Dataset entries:

----

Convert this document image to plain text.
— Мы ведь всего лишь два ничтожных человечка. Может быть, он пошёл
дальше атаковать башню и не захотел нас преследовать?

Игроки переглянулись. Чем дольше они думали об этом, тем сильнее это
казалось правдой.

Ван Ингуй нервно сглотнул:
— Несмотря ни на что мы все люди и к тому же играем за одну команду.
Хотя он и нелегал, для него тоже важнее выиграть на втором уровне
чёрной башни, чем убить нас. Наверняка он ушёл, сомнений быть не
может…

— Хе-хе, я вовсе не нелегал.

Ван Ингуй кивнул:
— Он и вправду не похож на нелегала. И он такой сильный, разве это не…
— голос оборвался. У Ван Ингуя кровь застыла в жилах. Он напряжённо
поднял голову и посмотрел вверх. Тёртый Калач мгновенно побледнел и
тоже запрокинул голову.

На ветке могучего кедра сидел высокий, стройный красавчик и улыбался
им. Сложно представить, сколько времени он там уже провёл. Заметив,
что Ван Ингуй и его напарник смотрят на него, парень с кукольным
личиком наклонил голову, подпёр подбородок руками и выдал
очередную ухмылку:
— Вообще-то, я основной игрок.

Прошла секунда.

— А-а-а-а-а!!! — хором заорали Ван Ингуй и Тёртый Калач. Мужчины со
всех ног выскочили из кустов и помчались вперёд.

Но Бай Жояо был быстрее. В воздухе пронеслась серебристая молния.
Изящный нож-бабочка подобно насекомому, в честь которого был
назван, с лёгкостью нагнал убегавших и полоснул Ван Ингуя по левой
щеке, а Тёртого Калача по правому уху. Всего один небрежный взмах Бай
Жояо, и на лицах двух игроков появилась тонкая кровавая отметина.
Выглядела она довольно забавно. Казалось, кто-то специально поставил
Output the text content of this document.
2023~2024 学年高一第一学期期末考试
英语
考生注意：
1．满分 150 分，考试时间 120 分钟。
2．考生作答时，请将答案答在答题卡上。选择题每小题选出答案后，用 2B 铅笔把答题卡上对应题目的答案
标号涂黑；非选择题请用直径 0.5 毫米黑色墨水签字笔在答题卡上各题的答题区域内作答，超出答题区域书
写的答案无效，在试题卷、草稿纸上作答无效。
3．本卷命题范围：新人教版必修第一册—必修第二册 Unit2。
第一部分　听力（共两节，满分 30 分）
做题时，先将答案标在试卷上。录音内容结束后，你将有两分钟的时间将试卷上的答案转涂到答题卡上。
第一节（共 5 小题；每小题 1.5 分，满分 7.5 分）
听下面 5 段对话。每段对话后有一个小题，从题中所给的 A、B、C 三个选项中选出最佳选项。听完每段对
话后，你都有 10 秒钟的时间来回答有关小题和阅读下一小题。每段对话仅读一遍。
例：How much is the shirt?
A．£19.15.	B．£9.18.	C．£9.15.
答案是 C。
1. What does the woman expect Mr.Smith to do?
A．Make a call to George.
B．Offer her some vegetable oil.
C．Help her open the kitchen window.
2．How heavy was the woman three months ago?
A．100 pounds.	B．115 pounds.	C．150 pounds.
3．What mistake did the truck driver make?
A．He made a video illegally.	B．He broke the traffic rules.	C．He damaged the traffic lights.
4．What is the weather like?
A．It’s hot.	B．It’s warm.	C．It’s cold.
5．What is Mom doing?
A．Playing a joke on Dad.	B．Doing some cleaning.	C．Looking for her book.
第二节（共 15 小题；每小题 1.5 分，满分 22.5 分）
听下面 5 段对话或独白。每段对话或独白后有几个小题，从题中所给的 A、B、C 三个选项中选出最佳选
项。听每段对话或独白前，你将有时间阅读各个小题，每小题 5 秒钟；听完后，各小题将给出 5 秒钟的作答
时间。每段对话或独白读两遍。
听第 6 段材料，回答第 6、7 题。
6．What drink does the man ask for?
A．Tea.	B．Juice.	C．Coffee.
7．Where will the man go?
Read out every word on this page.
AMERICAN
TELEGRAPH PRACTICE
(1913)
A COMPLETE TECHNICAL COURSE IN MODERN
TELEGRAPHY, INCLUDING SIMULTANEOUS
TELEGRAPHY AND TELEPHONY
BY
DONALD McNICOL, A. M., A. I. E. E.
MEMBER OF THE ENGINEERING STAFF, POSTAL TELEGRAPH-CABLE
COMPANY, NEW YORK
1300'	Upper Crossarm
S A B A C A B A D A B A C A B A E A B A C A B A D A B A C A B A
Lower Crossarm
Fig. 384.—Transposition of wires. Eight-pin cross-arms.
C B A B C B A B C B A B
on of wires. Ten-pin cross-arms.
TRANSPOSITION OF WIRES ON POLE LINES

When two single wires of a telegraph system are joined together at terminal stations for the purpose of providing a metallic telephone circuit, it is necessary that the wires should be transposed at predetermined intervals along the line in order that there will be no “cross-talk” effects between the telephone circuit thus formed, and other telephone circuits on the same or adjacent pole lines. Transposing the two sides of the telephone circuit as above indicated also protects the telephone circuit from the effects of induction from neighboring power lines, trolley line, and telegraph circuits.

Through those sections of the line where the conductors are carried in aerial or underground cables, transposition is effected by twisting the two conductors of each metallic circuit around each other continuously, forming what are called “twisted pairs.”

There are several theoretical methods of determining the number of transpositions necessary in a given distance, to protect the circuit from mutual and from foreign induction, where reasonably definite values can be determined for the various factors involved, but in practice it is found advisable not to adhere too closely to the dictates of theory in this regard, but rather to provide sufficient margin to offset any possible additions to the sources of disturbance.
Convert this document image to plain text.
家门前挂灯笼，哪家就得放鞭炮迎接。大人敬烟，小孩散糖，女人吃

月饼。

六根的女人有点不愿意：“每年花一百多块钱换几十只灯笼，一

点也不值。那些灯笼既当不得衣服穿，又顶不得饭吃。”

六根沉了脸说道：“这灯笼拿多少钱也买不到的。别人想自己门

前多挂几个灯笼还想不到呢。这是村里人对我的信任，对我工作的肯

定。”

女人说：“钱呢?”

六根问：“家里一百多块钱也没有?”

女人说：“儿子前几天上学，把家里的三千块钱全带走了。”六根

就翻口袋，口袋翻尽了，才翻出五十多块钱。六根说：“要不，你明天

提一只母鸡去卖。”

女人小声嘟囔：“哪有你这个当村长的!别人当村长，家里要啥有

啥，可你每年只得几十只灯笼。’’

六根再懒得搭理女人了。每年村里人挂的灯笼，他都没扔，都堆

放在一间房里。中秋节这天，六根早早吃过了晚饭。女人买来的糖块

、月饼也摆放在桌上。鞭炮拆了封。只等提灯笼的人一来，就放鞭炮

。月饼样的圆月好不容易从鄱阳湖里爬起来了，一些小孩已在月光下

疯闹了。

----

Report only how many lines in the records contain the word "woman".

2